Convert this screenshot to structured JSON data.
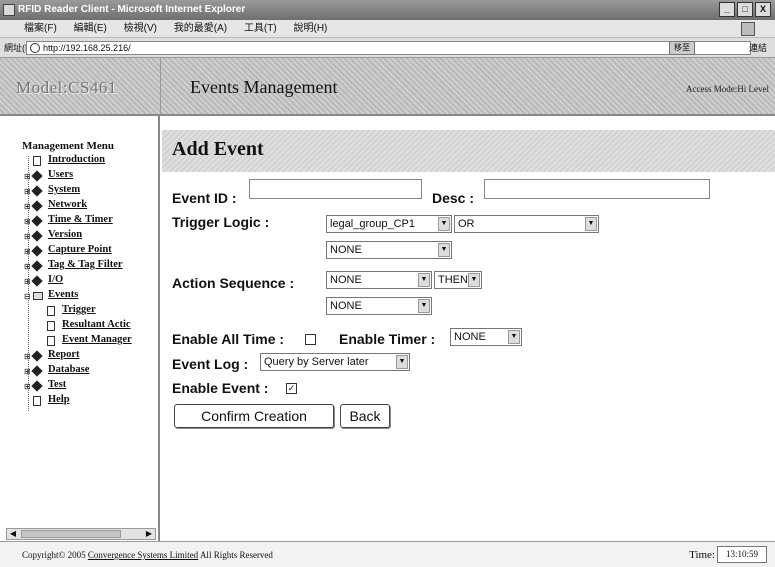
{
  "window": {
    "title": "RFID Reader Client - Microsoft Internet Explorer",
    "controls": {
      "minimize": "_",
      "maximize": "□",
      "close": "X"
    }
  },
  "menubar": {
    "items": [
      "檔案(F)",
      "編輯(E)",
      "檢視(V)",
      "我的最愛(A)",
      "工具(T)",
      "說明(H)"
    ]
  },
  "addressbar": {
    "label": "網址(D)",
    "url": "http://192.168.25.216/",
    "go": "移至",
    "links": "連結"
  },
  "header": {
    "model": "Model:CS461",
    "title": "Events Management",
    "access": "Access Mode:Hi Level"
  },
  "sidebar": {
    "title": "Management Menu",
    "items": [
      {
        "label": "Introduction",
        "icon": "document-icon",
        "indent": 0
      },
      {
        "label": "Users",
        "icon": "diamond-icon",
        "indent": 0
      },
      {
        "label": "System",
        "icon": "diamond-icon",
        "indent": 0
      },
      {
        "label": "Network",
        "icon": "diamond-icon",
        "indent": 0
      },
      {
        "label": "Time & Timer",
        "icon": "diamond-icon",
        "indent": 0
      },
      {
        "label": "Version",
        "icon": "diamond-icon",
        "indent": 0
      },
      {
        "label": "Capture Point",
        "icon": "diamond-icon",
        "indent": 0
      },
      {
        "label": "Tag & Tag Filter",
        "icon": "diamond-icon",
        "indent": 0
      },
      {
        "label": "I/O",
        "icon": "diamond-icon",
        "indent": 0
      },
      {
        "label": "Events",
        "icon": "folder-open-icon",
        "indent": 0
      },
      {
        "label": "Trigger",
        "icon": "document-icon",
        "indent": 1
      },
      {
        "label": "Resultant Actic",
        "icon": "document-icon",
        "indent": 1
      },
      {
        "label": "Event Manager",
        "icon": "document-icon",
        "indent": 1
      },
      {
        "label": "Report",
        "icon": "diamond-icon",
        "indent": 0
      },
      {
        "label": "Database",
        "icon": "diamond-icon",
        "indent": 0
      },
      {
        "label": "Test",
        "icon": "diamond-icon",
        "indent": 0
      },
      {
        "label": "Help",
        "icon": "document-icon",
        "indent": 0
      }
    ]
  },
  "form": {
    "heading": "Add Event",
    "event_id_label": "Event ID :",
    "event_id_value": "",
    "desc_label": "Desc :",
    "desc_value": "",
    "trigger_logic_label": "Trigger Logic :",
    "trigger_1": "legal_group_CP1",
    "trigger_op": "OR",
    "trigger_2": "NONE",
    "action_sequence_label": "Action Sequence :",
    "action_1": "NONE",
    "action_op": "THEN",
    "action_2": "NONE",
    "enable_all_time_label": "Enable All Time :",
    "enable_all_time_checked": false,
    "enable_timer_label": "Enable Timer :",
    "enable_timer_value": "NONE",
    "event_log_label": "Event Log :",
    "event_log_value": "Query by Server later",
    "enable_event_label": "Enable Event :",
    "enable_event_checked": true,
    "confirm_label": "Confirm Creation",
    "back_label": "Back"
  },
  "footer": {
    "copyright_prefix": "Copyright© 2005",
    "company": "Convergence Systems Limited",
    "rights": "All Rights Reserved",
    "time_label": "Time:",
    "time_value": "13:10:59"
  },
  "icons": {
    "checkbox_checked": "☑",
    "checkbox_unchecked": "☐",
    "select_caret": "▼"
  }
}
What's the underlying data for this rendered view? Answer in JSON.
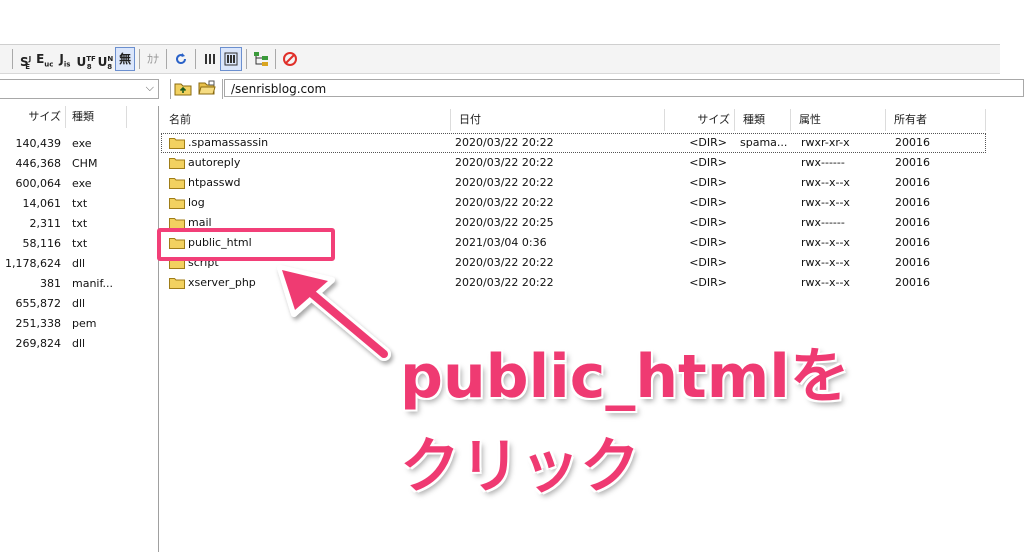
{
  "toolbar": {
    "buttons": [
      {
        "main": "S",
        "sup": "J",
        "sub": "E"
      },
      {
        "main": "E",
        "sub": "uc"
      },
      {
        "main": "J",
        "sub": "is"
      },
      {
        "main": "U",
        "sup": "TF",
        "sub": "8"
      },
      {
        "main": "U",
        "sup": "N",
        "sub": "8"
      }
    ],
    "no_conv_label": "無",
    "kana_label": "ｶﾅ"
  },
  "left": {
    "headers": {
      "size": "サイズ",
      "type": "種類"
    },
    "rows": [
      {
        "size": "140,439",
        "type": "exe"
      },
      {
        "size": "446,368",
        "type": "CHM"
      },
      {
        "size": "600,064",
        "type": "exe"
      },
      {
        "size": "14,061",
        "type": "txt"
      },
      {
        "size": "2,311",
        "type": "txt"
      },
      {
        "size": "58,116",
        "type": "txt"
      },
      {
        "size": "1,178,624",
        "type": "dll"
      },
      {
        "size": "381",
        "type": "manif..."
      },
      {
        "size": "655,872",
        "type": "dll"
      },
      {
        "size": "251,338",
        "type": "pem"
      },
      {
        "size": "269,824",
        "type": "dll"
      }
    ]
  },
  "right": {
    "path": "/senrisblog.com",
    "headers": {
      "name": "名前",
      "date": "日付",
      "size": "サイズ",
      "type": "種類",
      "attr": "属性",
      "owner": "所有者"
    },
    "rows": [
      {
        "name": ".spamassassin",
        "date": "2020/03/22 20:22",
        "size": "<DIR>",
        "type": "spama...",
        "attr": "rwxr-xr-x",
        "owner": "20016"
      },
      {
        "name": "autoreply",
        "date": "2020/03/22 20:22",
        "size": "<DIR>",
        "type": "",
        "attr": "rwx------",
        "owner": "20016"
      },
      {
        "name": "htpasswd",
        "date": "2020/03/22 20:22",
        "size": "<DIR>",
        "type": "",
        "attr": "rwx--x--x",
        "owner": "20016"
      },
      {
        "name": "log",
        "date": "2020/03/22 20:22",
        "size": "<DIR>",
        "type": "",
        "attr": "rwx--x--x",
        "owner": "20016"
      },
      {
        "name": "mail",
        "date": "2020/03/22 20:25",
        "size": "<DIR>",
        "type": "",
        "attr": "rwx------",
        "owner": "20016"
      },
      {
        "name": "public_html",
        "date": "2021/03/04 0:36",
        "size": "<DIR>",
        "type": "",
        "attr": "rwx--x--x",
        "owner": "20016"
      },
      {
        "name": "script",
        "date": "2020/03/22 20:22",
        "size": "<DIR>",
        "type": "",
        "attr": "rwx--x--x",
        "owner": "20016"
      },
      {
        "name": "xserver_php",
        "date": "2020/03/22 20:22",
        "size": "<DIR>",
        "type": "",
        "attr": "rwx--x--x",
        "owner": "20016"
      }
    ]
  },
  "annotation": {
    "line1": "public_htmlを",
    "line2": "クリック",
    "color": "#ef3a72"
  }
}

Job: All of the material above is to be copied exactly, except for its images.

Exercise solution:
Convert this screenshot to structured JSON data.
{
  "window": {
    "title": "RFID Reader Client - Microsoft Internet Explorer",
    "controls": {
      "minimize": "_",
      "maximize": "□",
      "close": "X"
    }
  },
  "menubar": {
    "items": [
      "檔案(F)",
      "編輯(E)",
      "檢視(V)",
      "我的最愛(A)",
      "工具(T)",
      "說明(H)"
    ]
  },
  "addressbar": {
    "label": "網址(D)",
    "url": "http://192.168.25.216/",
    "go": "移至",
    "links": "連結"
  },
  "header": {
    "model": "Model:CS461",
    "title": "Events Management",
    "access": "Access Mode:Hi Level"
  },
  "sidebar": {
    "title": "Management Menu",
    "items": [
      {
        "label": "Introduction",
        "icon": "document-icon",
        "indent": 0
      },
      {
        "label": "Users",
        "icon": "diamond-icon",
        "indent": 0
      },
      {
        "label": "System",
        "icon": "diamond-icon",
        "indent": 0
      },
      {
        "label": "Network",
        "icon": "diamond-icon",
        "indent": 0
      },
      {
        "label": "Time & Timer",
        "icon": "diamond-icon",
        "indent": 0
      },
      {
        "label": "Version",
        "icon": "diamond-icon",
        "indent": 0
      },
      {
        "label": "Capture Point",
        "icon": "diamond-icon",
        "indent": 0
      },
      {
        "label": "Tag & Tag Filter",
        "icon": "diamond-icon",
        "indent": 0
      },
      {
        "label": "I/O",
        "icon": "diamond-icon",
        "indent": 0
      },
      {
        "label": "Events",
        "icon": "folder-open-icon",
        "indent": 0
      },
      {
        "label": "Trigger",
        "icon": "document-icon",
        "indent": 1
      },
      {
        "label": "Resultant Actic",
        "icon": "document-icon",
        "indent": 1
      },
      {
        "label": "Event Manager",
        "icon": "document-icon",
        "indent": 1
      },
      {
        "label": "Report",
        "icon": "diamond-icon",
        "indent": 0
      },
      {
        "label": "Database",
        "icon": "diamond-icon",
        "indent": 0
      },
      {
        "label": "Test",
        "icon": "diamond-icon",
        "indent": 0
      },
      {
        "label": "Help",
        "icon": "document-icon",
        "indent": 0
      }
    ]
  },
  "form": {
    "heading": "Add Event",
    "event_id_label": "Event ID :",
    "event_id_value": "",
    "desc_label": "Desc :",
    "desc_value": "",
    "trigger_logic_label": "Trigger Logic :",
    "trigger_1": "legal_group_CP1",
    "trigger_op": "OR",
    "trigger_2": "NONE",
    "action_sequence_label": "Action Sequence :",
    "action_1": "NONE",
    "action_op": "THEN",
    "action_2": "NONE",
    "enable_all_time_label": "Enable All Time :",
    "enable_all_time_checked": false,
    "enable_timer_label": "Enable Timer :",
    "enable_timer_value": "NONE",
    "event_log_label": "Event Log :",
    "event_log_value": "Query by Server later",
    "enable_event_label": "Enable Event :",
    "enable_event_checked": true,
    "confirm_label": "Confirm Creation",
    "back_label": "Back"
  },
  "footer": {
    "copyright_prefix": "Copyright© 2005",
    "company": "Convergence Systems Limited",
    "rights": "All Rights Reserved",
    "time_label": "Time:",
    "time_value": "13:10:59"
  },
  "icons": {
    "checkbox_checked": "☑",
    "checkbox_unchecked": "☐",
    "select_caret": "▼"
  }
}
What's the underlying data for this rendered view? Answer in JSON.
{
  "toolbar": {
    "buttons": [
      {
        "main": "S",
        "sup": "J",
        "sub": "E"
      },
      {
        "main": "E",
        "sub": "uc"
      },
      {
        "main": "J",
        "sub": "is"
      },
      {
        "main": "U",
        "sup": "TF",
        "sub": "8"
      },
      {
        "main": "U",
        "sup": "N",
        "sub": "8"
      }
    ],
    "no_conv_label": "無",
    "kana_label": "ｶﾅ"
  },
  "left": {
    "headers": {
      "size": "サイズ",
      "type": "種類"
    },
    "rows": [
      {
        "size": "140,439",
        "type": "exe"
      },
      {
        "size": "446,368",
        "type": "CHM"
      },
      {
        "size": "600,064",
        "type": "exe"
      },
      {
        "size": "14,061",
        "type": "txt"
      },
      {
        "size": "2,311",
        "type": "txt"
      },
      {
        "size": "58,116",
        "type": "txt"
      },
      {
        "size": "1,178,624",
        "type": "dll"
      },
      {
        "size": "381",
        "type": "manif..."
      },
      {
        "size": "655,872",
        "type": "dll"
      },
      {
        "size": "251,338",
        "type": "pem"
      },
      {
        "size": "269,824",
        "type": "dll"
      }
    ]
  },
  "right": {
    "path": "/senrisblog.com",
    "headers": {
      "name": "名前",
      "date": "日付",
      "size": "サイズ",
      "type": "種類",
      "attr": "属性",
      "owner": "所有者"
    },
    "rows": [
      {
        "name": ".spamassassin",
        "date": "2020/03/22 20:22",
        "size": "<DIR>",
        "type": "spama...",
        "attr": "rwxr-xr-x",
        "owner": "20016"
      },
      {
        "name": "autoreply",
        "date": "2020/03/22 20:22",
        "size": "<DIR>",
        "type": "",
        "attr": "rwx------",
        "owner": "20016"
      },
      {
        "name": "htpasswd",
        "date": "2020/03/22 20:22",
        "size": "<DIR>",
        "type": "",
        "attr": "rwx--x--x",
        "owner": "20016"
      },
      {
        "name": "log",
        "date": "2020/03/22 20:22",
        "size": "<DIR>",
        "type": "",
        "attr": "rwx--x--x",
        "owner": "20016"
      },
      {
        "name": "mail",
        "date": "2020/03/22 20:25",
        "size": "<DIR>",
        "type": "",
        "attr": "rwx------",
        "owner": "20016"
      },
      {
        "name": "public_html",
        "date": "2021/03/04 0:36",
        "size": "<DIR>",
        "type": "",
        "attr": "rwx--x--x",
        "owner": "20016"
      },
      {
        "name": "script",
        "date": "2020/03/22 20:22",
        "size": "<DIR>",
        "type": "",
        "attr": "rwx--x--x",
        "owner": "20016"
      },
      {
        "name": "xserver_php",
        "date": "2020/03/22 20:22",
        "size": "<DIR>",
        "type": "",
        "attr": "rwx--x--x",
        "owner": "20016"
      }
    ]
  },
  "annotation": {
    "line1": "public_htmlを",
    "line2": "クリック",
    "color": "#ef3a72"
  }
}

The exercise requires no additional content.